[Rows from a figure dataset]
:::::

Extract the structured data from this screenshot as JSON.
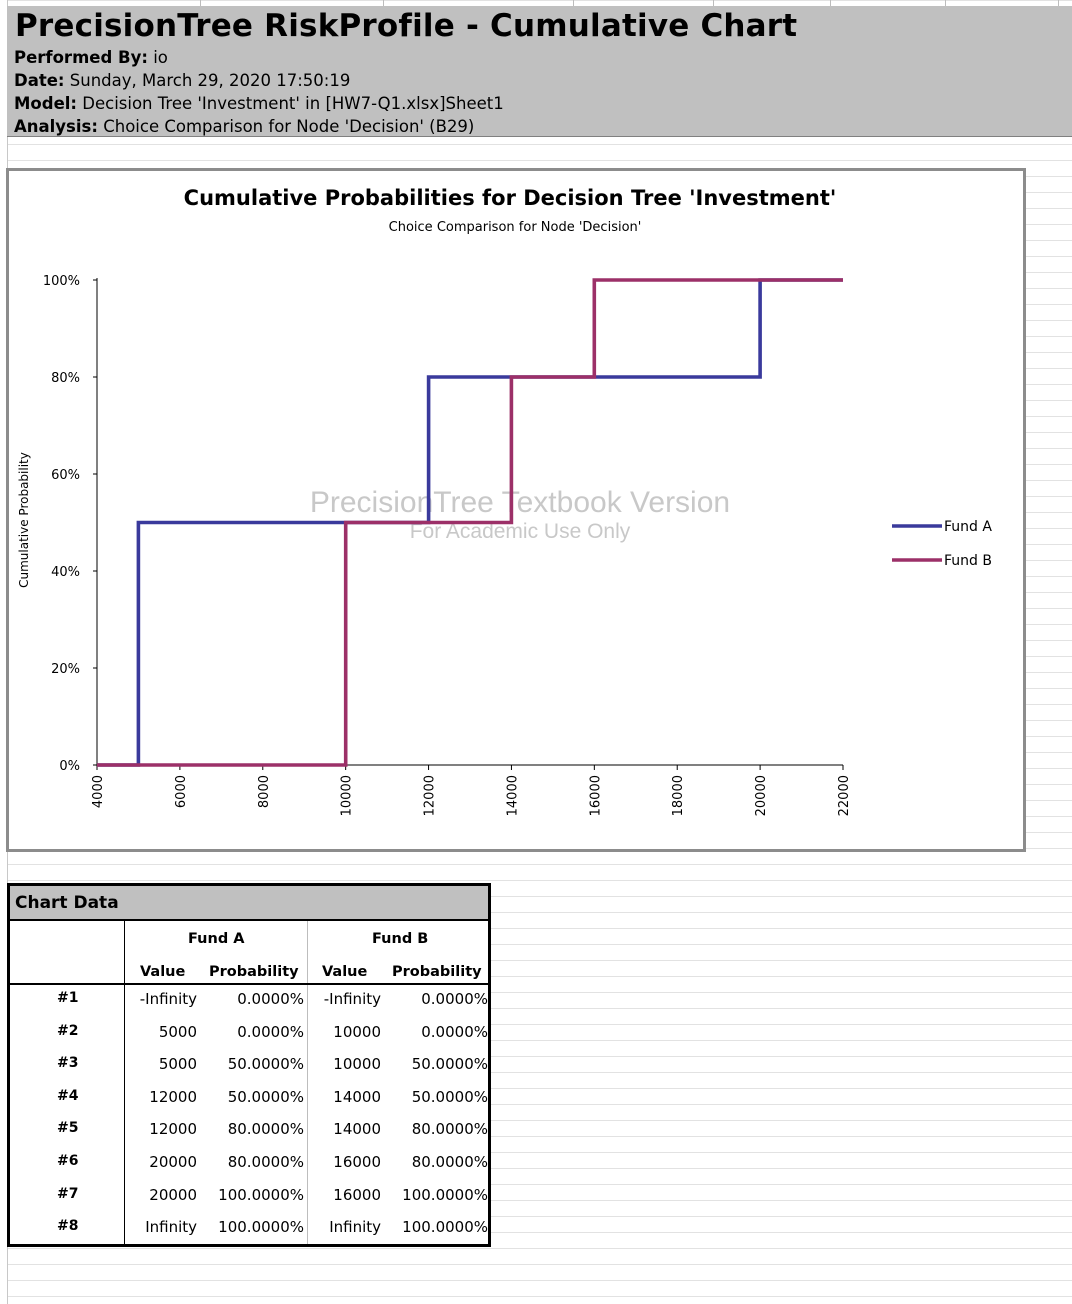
{
  "header": {
    "title": "PrecisionTree RiskProfile - Cumulative Chart",
    "performed_by_label": "Performed By:",
    "performed_by": "io",
    "date_label": "Date:",
    "date": "Sunday, March 29, 2020 17:50:19",
    "model_label": "Model:",
    "model": "Decision Tree 'Investment' in [HW7-Q1.xlsx]Sheet1",
    "analysis_label": "Analysis:",
    "analysis": "Choice Comparison for Node 'Decision' (B29)"
  },
  "watermark": {
    "line1": "PrecisionTree Textbook Version",
    "line2": "For Academic Use Only"
  },
  "chart_data": {
    "type": "line",
    "step": true,
    "title": "Cumulative Probabilities for Decision Tree 'Investment'",
    "subtitle": "Choice Comparison for Node 'Decision'",
    "xlabel": "",
    "ylabel": "Cumulative Probability",
    "xlim": [
      4000,
      22000
    ],
    "ylim": [
      0,
      1
    ],
    "x_ticks": [
      "4000",
      "6000",
      "8000",
      "10000",
      "12000",
      "14000",
      "16000",
      "18000",
      "20000",
      "22000"
    ],
    "y_ticks": [
      "0%",
      "20%",
      "40%",
      "60%",
      "80%",
      "100%"
    ],
    "legend_position": "right",
    "series": [
      {
        "name": "Fund A",
        "color": "#3a3a9c",
        "points": [
          [
            4000,
            0
          ],
          [
            5000,
            0
          ],
          [
            5000,
            0.5
          ],
          [
            12000,
            0.5
          ],
          [
            12000,
            0.8
          ],
          [
            20000,
            0.8
          ],
          [
            20000,
            1
          ],
          [
            22000,
            1
          ]
        ]
      },
      {
        "name": "Fund B",
        "color": "#9c3068",
        "points": [
          [
            4000,
            0
          ],
          [
            10000,
            0
          ],
          [
            10000,
            0.5
          ],
          [
            14000,
            0.5
          ],
          [
            14000,
            0.8
          ],
          [
            16000,
            0.8
          ],
          [
            16000,
            1
          ],
          [
            22000,
            1
          ]
        ]
      }
    ]
  },
  "table": {
    "title": "Chart Data",
    "groups": [
      "Fund A",
      "Fund B"
    ],
    "col_headers": [
      "Value",
      "Probability",
      "Value",
      "Probability"
    ],
    "rows": [
      {
        "id": "#1",
        "a_value": "-Infinity",
        "a_prob": "0.0000%",
        "b_value": "-Infinity",
        "b_prob": "0.0000%"
      },
      {
        "id": "#2",
        "a_value": "5000",
        "a_prob": "0.0000%",
        "b_value": "10000",
        "b_prob": "0.0000%"
      },
      {
        "id": "#3",
        "a_value": "5000",
        "a_prob": "50.0000%",
        "b_value": "10000",
        "b_prob": "50.0000%"
      },
      {
        "id": "#4",
        "a_value": "12000",
        "a_prob": "50.0000%",
        "b_value": "14000",
        "b_prob": "50.0000%"
      },
      {
        "id": "#5",
        "a_value": "12000",
        "a_prob": "80.0000%",
        "b_value": "14000",
        "b_prob": "80.0000%"
      },
      {
        "id": "#6",
        "a_value": "20000",
        "a_prob": "80.0000%",
        "b_value": "16000",
        "b_prob": "80.0000%"
      },
      {
        "id": "#7",
        "a_value": "20000",
        "a_prob": "100.0000%",
        "b_value": "16000",
        "b_prob": "100.0000%"
      },
      {
        "id": "#8",
        "a_value": "Infinity",
        "a_prob": "100.0000%",
        "b_value": "Infinity",
        "b_prob": "100.0000%"
      }
    ]
  }
}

:::::

[Task] Print every entry exactly as written, without the pictures.

[Exercise solution]
Extract the structured data from this screenshot as JSON.
{
  "header": {
    "title": "PrecisionTree RiskProfile - Cumulative Chart",
    "performed_by_label": "Performed By:",
    "performed_by": "io",
    "date_label": "Date:",
    "date": "Sunday, March 29, 2020 17:50:19",
    "model_label": "Model:",
    "model": "Decision Tree 'Investment' in [HW7-Q1.xlsx]Sheet1",
    "analysis_label": "Analysis:",
    "analysis": "Choice Comparison for Node 'Decision' (B29)"
  },
  "watermark": {
    "line1": "PrecisionTree Textbook Version",
    "line2": "For Academic Use Only"
  },
  "chart_data": {
    "type": "line",
    "step": true,
    "title": "Cumulative Probabilities for Decision Tree 'Investment'",
    "subtitle": "Choice Comparison for Node 'Decision'",
    "xlabel": "",
    "ylabel": "Cumulative Probability",
    "xlim": [
      4000,
      22000
    ],
    "ylim": [
      0,
      1
    ],
    "x_ticks": [
      "4000",
      "6000",
      "8000",
      "10000",
      "12000",
      "14000",
      "16000",
      "18000",
      "20000",
      "22000"
    ],
    "y_ticks": [
      "0%",
      "20%",
      "40%",
      "60%",
      "80%",
      "100%"
    ],
    "legend_position": "right",
    "series": [
      {
        "name": "Fund A",
        "color": "#3a3a9c",
        "points": [
          [
            4000,
            0
          ],
          [
            5000,
            0
          ],
          [
            5000,
            0.5
          ],
          [
            12000,
            0.5
          ],
          [
            12000,
            0.8
          ],
          [
            20000,
            0.8
          ],
          [
            20000,
            1
          ],
          [
            22000,
            1
          ]
        ]
      },
      {
        "name": "Fund B",
        "color": "#9c3068",
        "points": [
          [
            4000,
            0
          ],
          [
            10000,
            0
          ],
          [
            10000,
            0.5
          ],
          [
            14000,
            0.5
          ],
          [
            14000,
            0.8
          ],
          [
            16000,
            0.8
          ],
          [
            16000,
            1
          ],
          [
            22000,
            1
          ]
        ]
      }
    ]
  },
  "table": {
    "title": "Chart Data",
    "groups": [
      "Fund A",
      "Fund B"
    ],
    "col_headers": [
      "Value",
      "Probability",
      "Value",
      "Probability"
    ],
    "rows": [
      {
        "id": "#1",
        "a_value": "-Infinity",
        "a_prob": "0.0000%",
        "b_value": "-Infinity",
        "b_prob": "0.0000%"
      },
      {
        "id": "#2",
        "a_value": "5000",
        "a_prob": "0.0000%",
        "b_value": "10000",
        "b_prob": "0.0000%"
      },
      {
        "id": "#3",
        "a_value": "5000",
        "a_prob": "50.0000%",
        "b_value": "10000",
        "b_prob": "50.0000%"
      },
      {
        "id": "#4",
        "a_value": "12000",
        "a_prob": "50.0000%",
        "b_value": "14000",
        "b_prob": "50.0000%"
      },
      {
        "id": "#5",
        "a_value": "12000",
        "a_prob": "80.0000%",
        "b_value": "14000",
        "b_prob": "80.0000%"
      },
      {
        "id": "#6",
        "a_value": "20000",
        "a_prob": "80.0000%",
        "b_value": "16000",
        "b_prob": "80.0000%"
      },
      {
        "id": "#7",
        "a_value": "20000",
        "a_prob": "100.0000%",
        "b_value": "16000",
        "b_prob": "100.0000%"
      },
      {
        "id": "#8",
        "a_value": "Infinity",
        "a_prob": "100.0000%",
        "b_value": "Infinity",
        "b_prob": "100.0000%"
      }
    ]
  }
}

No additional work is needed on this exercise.